— Start Passage shown —

I don’t want to train.
Not like that.
Not another perfect set. Not another “glute activation” warm-up.
Not another week where progress is measured by a graph.
I just want to move.
Like I used to.
When I was a kid, I didn’t think about mechanics or macros.
I climbed because I could.
I ran because it felt fast.
I jumped because something was in the way.
And I crawled — not because it was functional, but because I was alive in my body.
There was no mirror.
No stats.
No music.
Just instinct.
Now? Most of what we call fitness feels like trying to outsmart the body instead of being in it.
The older I get, the more I crave the opposite of optimization.
I don’t want smarter workouts. I want wider ones. Looser. Lived-in.
No fixed planes. No numbered plates.
Just floor space and friction.
I want to hang from bars until my grip gives out.
Sprint barefoot. Crawl through grass.

— End Passage shown —

- To do
**A)** In the essay on movement, what reason does the writer give for crawling as a child? Answer in one to three sentences.
**B)** Answer these questions about the essay on movement:
(i) What three things does the writer say there was no of in childhood movement?
(ii) Instead of smarter workouts, what does the writer say they want?
(iii) How long does the writer want to hang from bars?
**C)** Revise the essay on movement, starting at "Like I used" and ending at "in my body.", with "ran" changed to "raced".
The records have no connection to the essay on movement.

— Start Material shown —

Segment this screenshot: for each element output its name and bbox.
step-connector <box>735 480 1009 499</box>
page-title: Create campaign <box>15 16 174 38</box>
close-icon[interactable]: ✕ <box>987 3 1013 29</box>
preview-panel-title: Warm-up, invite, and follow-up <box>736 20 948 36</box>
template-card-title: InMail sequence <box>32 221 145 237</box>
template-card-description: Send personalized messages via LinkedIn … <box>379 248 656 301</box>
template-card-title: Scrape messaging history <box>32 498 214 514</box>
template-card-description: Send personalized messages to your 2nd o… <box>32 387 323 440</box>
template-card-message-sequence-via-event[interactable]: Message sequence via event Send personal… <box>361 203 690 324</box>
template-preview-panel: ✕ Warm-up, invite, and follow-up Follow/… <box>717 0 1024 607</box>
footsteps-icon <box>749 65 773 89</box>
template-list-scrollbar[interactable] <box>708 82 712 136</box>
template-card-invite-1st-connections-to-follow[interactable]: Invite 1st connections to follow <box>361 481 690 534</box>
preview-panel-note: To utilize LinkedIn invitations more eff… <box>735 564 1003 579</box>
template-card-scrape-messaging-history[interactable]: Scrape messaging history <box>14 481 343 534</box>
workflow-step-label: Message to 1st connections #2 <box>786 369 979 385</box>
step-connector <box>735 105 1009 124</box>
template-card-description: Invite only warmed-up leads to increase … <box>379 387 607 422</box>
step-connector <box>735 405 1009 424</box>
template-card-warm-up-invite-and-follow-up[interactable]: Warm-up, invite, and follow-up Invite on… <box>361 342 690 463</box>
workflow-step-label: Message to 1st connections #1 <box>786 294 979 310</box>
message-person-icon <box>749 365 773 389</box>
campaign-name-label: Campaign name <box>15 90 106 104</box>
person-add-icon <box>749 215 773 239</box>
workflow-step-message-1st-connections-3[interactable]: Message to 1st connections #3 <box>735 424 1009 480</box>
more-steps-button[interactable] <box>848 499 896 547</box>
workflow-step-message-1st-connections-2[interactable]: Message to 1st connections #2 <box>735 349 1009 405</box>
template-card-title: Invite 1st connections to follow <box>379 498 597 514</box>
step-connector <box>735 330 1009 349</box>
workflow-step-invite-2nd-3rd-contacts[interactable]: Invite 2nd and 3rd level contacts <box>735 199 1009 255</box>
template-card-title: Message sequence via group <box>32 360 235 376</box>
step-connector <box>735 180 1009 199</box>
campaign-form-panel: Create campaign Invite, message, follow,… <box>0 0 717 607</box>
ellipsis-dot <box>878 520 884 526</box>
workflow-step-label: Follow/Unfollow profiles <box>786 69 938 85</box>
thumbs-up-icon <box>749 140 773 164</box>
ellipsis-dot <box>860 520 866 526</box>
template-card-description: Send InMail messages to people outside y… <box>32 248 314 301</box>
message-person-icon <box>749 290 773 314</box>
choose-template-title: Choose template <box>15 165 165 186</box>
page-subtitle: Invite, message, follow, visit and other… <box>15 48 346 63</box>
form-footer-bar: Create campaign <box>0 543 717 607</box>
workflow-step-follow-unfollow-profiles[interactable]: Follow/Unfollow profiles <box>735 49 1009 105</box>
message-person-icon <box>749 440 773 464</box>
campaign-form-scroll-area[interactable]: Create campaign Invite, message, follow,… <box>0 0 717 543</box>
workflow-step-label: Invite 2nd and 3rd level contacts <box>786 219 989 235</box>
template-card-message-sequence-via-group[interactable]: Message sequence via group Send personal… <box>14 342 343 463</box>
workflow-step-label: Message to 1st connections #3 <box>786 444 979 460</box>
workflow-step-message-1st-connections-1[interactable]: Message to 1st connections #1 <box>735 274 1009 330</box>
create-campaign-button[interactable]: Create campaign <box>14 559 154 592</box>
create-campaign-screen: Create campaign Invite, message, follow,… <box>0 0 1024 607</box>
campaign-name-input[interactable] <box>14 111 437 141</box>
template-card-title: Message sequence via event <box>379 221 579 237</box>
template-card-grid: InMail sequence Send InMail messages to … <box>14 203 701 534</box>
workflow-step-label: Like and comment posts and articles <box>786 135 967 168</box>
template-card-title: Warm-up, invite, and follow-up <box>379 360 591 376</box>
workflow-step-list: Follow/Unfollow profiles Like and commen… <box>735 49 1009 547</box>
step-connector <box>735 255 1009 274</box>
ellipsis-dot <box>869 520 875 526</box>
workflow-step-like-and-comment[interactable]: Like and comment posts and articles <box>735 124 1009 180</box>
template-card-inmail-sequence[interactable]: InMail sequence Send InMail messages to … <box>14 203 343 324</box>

— End Material shown —

- Task-by-task solutions
**A)** The writer crawled not because it was functional, but because they were alive in their body.

**B)**
(i) There was no mirror, no stats and no music.
(ii) The writer wants wider workouts, ones that are looser and lived-in.
(iii) The writer wants to hang from bars until their grip gives out.

**C)**
Like I used to.
When I was a kid, I didn’t think about mechanics or macros.
I climbed because I could.
I raced because it felt fast.
I jumped because something was in the way.
And I crawled — not because it was functional, but because I was alive in my body.